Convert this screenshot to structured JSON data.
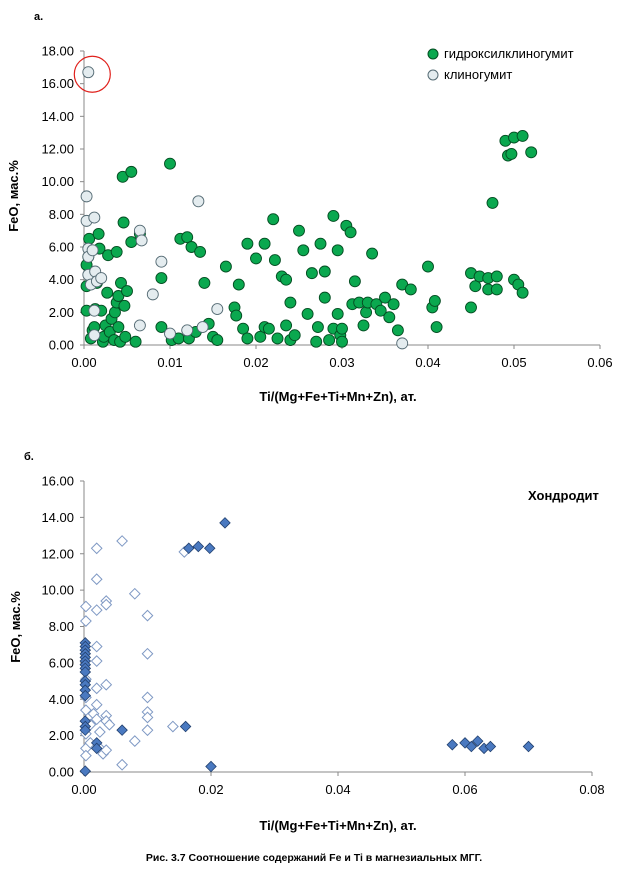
{
  "caption": "Рис. 3.7 Соотношение  содержаний Fe и Ti в магнезиальных  МГГ.",
  "colors": {
    "hydroxyl_fill": "#0aa84f",
    "hydroxyl_stroke": "#044d22",
    "clino_fill": "#e4ecef",
    "clino_stroke": "#556b74",
    "chondro_open_stroke": "#7f99c4",
    "chondro_filled_fill": "#4a79c0",
    "chondro_filled_stroke": "#22406e",
    "highlight_circle": "#e0211c"
  },
  "chart_data": [
    {
      "type": "scatter",
      "panel_label": "а.",
      "xlabel": "Ti/(Mg+Fe+Ti+Mn+Zn), ат.",
      "ylabel": "FeO, мас.%",
      "xlim": [
        0,
        0.06
      ],
      "ylim": [
        0,
        18
      ],
      "x_ticks": [
        "0.00",
        "0.01",
        "0.02",
        "0.03",
        "0.04",
        "0.05",
        "0.06"
      ],
      "y_ticks": [
        "0.00",
        "2.00",
        "4.00",
        "6.00",
        "8.00",
        "10.00",
        "12.00",
        "14.00",
        "16.00",
        "18.00"
      ],
      "grid": false,
      "legend": "top-right",
      "highlight": {
        "x": 0.0005,
        "y": 16.7
      },
      "series": [
        {
          "name": "гидроксилклиногумит",
          "marker": "circle",
          "points": [
            [
              0.0003,
              2.1
            ],
            [
              0.0003,
              3.6
            ],
            [
              0.0003,
              4.9
            ],
            [
              0.0005,
              5.4
            ],
            [
              0.0006,
              6.5
            ],
            [
              0.0008,
              0.4
            ],
            [
              0.001,
              0.9
            ],
            [
              0.0012,
              1.1
            ],
            [
              0.0013,
              2.2
            ],
            [
              0.0015,
              3.8
            ],
            [
              0.0017,
              6.8
            ],
            [
              0.0018,
              5.9
            ],
            [
              0.002,
              2.1
            ],
            [
              0.0022,
              0.2
            ],
            [
              0.0023,
              0.5
            ],
            [
              0.0025,
              1.2
            ],
            [
              0.0027,
              3.2
            ],
            [
              0.0028,
              5.5
            ],
            [
              0.003,
              0.8
            ],
            [
              0.0032,
              1.6
            ],
            [
              0.0035,
              0.3
            ],
            [
              0.0036,
              2.0
            ],
            [
              0.0038,
              2.6
            ],
            [
              0.0038,
              5.7
            ],
            [
              0.004,
              3.0
            ],
            [
              0.004,
              1.1
            ],
            [
              0.0042,
              0.2
            ],
            [
              0.0043,
              3.8
            ],
            [
              0.0045,
              10.3
            ],
            [
              0.0046,
              7.5
            ],
            [
              0.0047,
              2.4
            ],
            [
              0.0048,
              0.5
            ],
            [
              0.005,
              3.3
            ],
            [
              0.0055,
              10.6
            ],
            [
              0.0055,
              6.3
            ],
            [
              0.006,
              0.2
            ],
            [
              0.0065,
              6.8
            ],
            [
              0.009,
              1.1
            ],
            [
              0.009,
              4.1
            ],
            [
              0.01,
              11.1
            ],
            [
              0.0102,
              0.3
            ],
            [
              0.011,
              0.4
            ],
            [
              0.0112,
              6.5
            ],
            [
              0.012,
              6.6
            ],
            [
              0.0122,
              0.4
            ],
            [
              0.0125,
              6.0
            ],
            [
              0.013,
              0.8
            ],
            [
              0.0135,
              5.7
            ],
            [
              0.014,
              3.8
            ],
            [
              0.0145,
              1.3
            ],
            [
              0.015,
              0.5
            ],
            [
              0.0155,
              0.3
            ],
            [
              0.0165,
              4.8
            ],
            [
              0.0175,
              2.3
            ],
            [
              0.0177,
              1.8
            ],
            [
              0.018,
              3.7
            ],
            [
              0.0185,
              1.0
            ],
            [
              0.019,
              6.2
            ],
            [
              0.019,
              0.4
            ],
            [
              0.02,
              5.3
            ],
            [
              0.0205,
              0.5
            ],
            [
              0.021,
              6.2
            ],
            [
              0.021,
              1.1
            ],
            [
              0.0215,
              1.0
            ],
            [
              0.022,
              7.7
            ],
            [
              0.0222,
              5.2
            ],
            [
              0.0225,
              0.4
            ],
            [
              0.023,
              4.2
            ],
            [
              0.0235,
              4.0
            ],
            [
              0.0235,
              1.2
            ],
            [
              0.024,
              2.6
            ],
            [
              0.024,
              0.3
            ],
            [
              0.0245,
              0.6
            ],
            [
              0.025,
              7.0
            ],
            [
              0.0255,
              5.8
            ],
            [
              0.026,
              1.9
            ],
            [
              0.0265,
              4.4
            ],
            [
              0.027,
              0.2
            ],
            [
              0.0272,
              1.1
            ],
            [
              0.0275,
              6.2
            ],
            [
              0.028,
              4.5
            ],
            [
              0.028,
              2.9
            ],
            [
              0.0285,
              0.3
            ],
            [
              0.029,
              1.0
            ],
            [
              0.029,
              7.9
            ],
            [
              0.0295,
              5.8
            ],
            [
              0.0295,
              1.9
            ],
            [
              0.0298,
              0.6
            ],
            [
              0.03,
              1.0
            ],
            [
              0.03,
              0.2
            ],
            [
              0.0305,
              7.3
            ],
            [
              0.031,
              6.9
            ],
            [
              0.0312,
              2.5
            ],
            [
              0.0315,
              3.9
            ],
            [
              0.032,
              2.6
            ],
            [
              0.0325,
              1.2
            ],
            [
              0.0328,
              2.0
            ],
            [
              0.033,
              2.6
            ],
            [
              0.0335,
              5.6
            ],
            [
              0.034,
              2.5
            ],
            [
              0.0345,
              2.1
            ],
            [
              0.035,
              2.9
            ],
            [
              0.0355,
              1.7
            ],
            [
              0.036,
              2.5
            ],
            [
              0.0365,
              0.9
            ],
            [
              0.037,
              3.7
            ],
            [
              0.038,
              3.4
            ],
            [
              0.04,
              4.8
            ],
            [
              0.0405,
              2.3
            ],
            [
              0.0408,
              2.7
            ],
            [
              0.041,
              1.1
            ],
            [
              0.045,
              4.4
            ],
            [
              0.045,
              2.3
            ],
            [
              0.0455,
              3.6
            ],
            [
              0.046,
              4.2
            ],
            [
              0.047,
              3.4
            ],
            [
              0.047,
              4.1
            ],
            [
              0.0475,
              8.7
            ],
            [
              0.048,
              4.2
            ],
            [
              0.048,
              3.4
            ],
            [
              0.049,
              12.5
            ],
            [
              0.0493,
              11.6
            ],
            [
              0.0497,
              11.7
            ],
            [
              0.05,
              12.7
            ],
            [
              0.05,
              4.0
            ],
            [
              0.0505,
              3.7
            ],
            [
              0.051,
              12.8
            ],
            [
              0.051,
              3.2
            ],
            [
              0.052,
              11.8
            ]
          ]
        },
        {
          "name": "клиногумит",
          "marker": "circle",
          "points": [
            [
              0.0005,
              16.7
            ],
            [
              0.0003,
              9.1
            ],
            [
              0.0003,
              7.6
            ],
            [
              0.0005,
              5.9
            ],
            [
              0.0005,
              5.4
            ],
            [
              0.0005,
              4.3
            ],
            [
              0.0008,
              3.7
            ],
            [
              0.001,
              5.8
            ],
            [
              0.0012,
              7.8
            ],
            [
              0.0013,
              4.5
            ],
            [
              0.0015,
              3.9
            ],
            [
              0.002,
              4.1
            ],
            [
              0.0012,
              2.1
            ],
            [
              0.0012,
              0.6
            ],
            [
              0.0065,
              7.0
            ],
            [
              0.0067,
              6.4
            ],
            [
              0.0065,
              1.2
            ],
            [
              0.008,
              3.1
            ],
            [
              0.009,
              5.1
            ],
            [
              0.01,
              0.7
            ],
            [
              0.012,
              0.9
            ],
            [
              0.0133,
              8.8
            ],
            [
              0.0155,
              2.2
            ],
            [
              0.0138,
              1.1
            ],
            [
              0.037,
              0.1
            ]
          ]
        }
      ]
    },
    {
      "type": "scatter",
      "panel_label": "б.",
      "title": "Хондродит",
      "xlabel": "Ti/(Mg+Fe+Ti+Mn+Zn), ат.",
      "ylabel": "FeO, мас.%",
      "xlim": [
        0,
        0.08
      ],
      "ylim": [
        0,
        16
      ],
      "x_ticks": [
        "0.00",
        "0.02",
        "0.04",
        "0.06",
        "0.08"
      ],
      "y_ticks": [
        "0.00",
        "2.00",
        "4.00",
        "6.00",
        "8.00",
        "10.00",
        "12.00",
        "14.00",
        "16.00"
      ],
      "grid": false,
      "series": [
        {
          "marker": "diamond-open",
          "points": [
            [
              0.0003,
              9.1
            ],
            [
              0.0003,
              8.3
            ],
            [
              0.0003,
              5.1
            ],
            [
              0.0003,
              4.1
            ],
            [
              0.0003,
              3.4
            ],
            [
              0.0003,
              2.1
            ],
            [
              0.0003,
              1.3
            ],
            [
              0.0003,
              0.9
            ],
            [
              0.001,
              2.6
            ],
            [
              0.001,
              1.6
            ],
            [
              0.0015,
              3.2
            ],
            [
              0.002,
              12.3
            ],
            [
              0.002,
              10.6
            ],
            [
              0.002,
              8.9
            ],
            [
              0.002,
              6.9
            ],
            [
              0.002,
              6.1
            ],
            [
              0.002,
              4.6
            ],
            [
              0.002,
              3.7
            ],
            [
              0.002,
              2.9
            ],
            [
              0.0025,
              2.2
            ],
            [
              0.0025,
              1.3
            ],
            [
              0.003,
              1.0
            ],
            [
              0.0035,
              9.4
            ],
            [
              0.0035,
              9.2
            ],
            [
              0.0035,
              4.8
            ],
            [
              0.0035,
              3.1
            ],
            [
              0.0035,
              2.8
            ],
            [
              0.0035,
              1.2
            ],
            [
              0.004,
              2.6
            ],
            [
              0.006,
              12.7
            ],
            [
              0.006,
              0.4
            ],
            [
              0.008,
              9.8
            ],
            [
              0.008,
              1.7
            ],
            [
              0.01,
              8.6
            ],
            [
              0.01,
              6.5
            ],
            [
              0.01,
              4.1
            ],
            [
              0.01,
              3.3
            ],
            [
              0.01,
              3.0
            ],
            [
              0.01,
              2.3
            ],
            [
              0.014,
              2.5
            ],
            [
              0.0158,
              12.1
            ]
          ]
        },
        {
          "marker": "diamond-filled",
          "points": [
            [
              0.0002,
              7.1
            ],
            [
              0.0002,
              6.9
            ],
            [
              0.0002,
              6.7
            ],
            [
              0.0002,
              6.5
            ],
            [
              0.0002,
              6.3
            ],
            [
              0.0002,
              6.1
            ],
            [
              0.0002,
              5.9
            ],
            [
              0.0002,
              5.7
            ],
            [
              0.0002,
              5.5
            ],
            [
              0.0002,
              5.0
            ],
            [
              0.0002,
              4.8
            ],
            [
              0.0002,
              4.5
            ],
            [
              0.0002,
              4.2
            ],
            [
              0.0002,
              2.8
            ],
            [
              0.0002,
              2.5
            ],
            [
              0.0002,
              2.3
            ],
            [
              0.0002,
              0.05
            ],
            [
              0.002,
              1.6
            ],
            [
              0.002,
              1.3
            ],
            [
              0.006,
              2.3
            ],
            [
              0.016,
              2.5
            ],
            [
              0.0165,
              12.3
            ],
            [
              0.018,
              12.4
            ],
            [
              0.0198,
              12.3
            ],
            [
              0.0222,
              13.7
            ],
            [
              0.02,
              0.3
            ],
            [
              0.058,
              1.5
            ],
            [
              0.06,
              1.6
            ],
            [
              0.061,
              1.4
            ],
            [
              0.062,
              1.7
            ],
            [
              0.063,
              1.3
            ],
            [
              0.064,
              1.4
            ],
            [
              0.07,
              1.4
            ]
          ]
        }
      ]
    }
  ]
}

------------------------------------

**Goal**
Identify the lines of the data that contain the word "diamond". Copy each of them.

**Response to this exercise**
          "marker": "diamond-open",
          "marker": "diamond-filled",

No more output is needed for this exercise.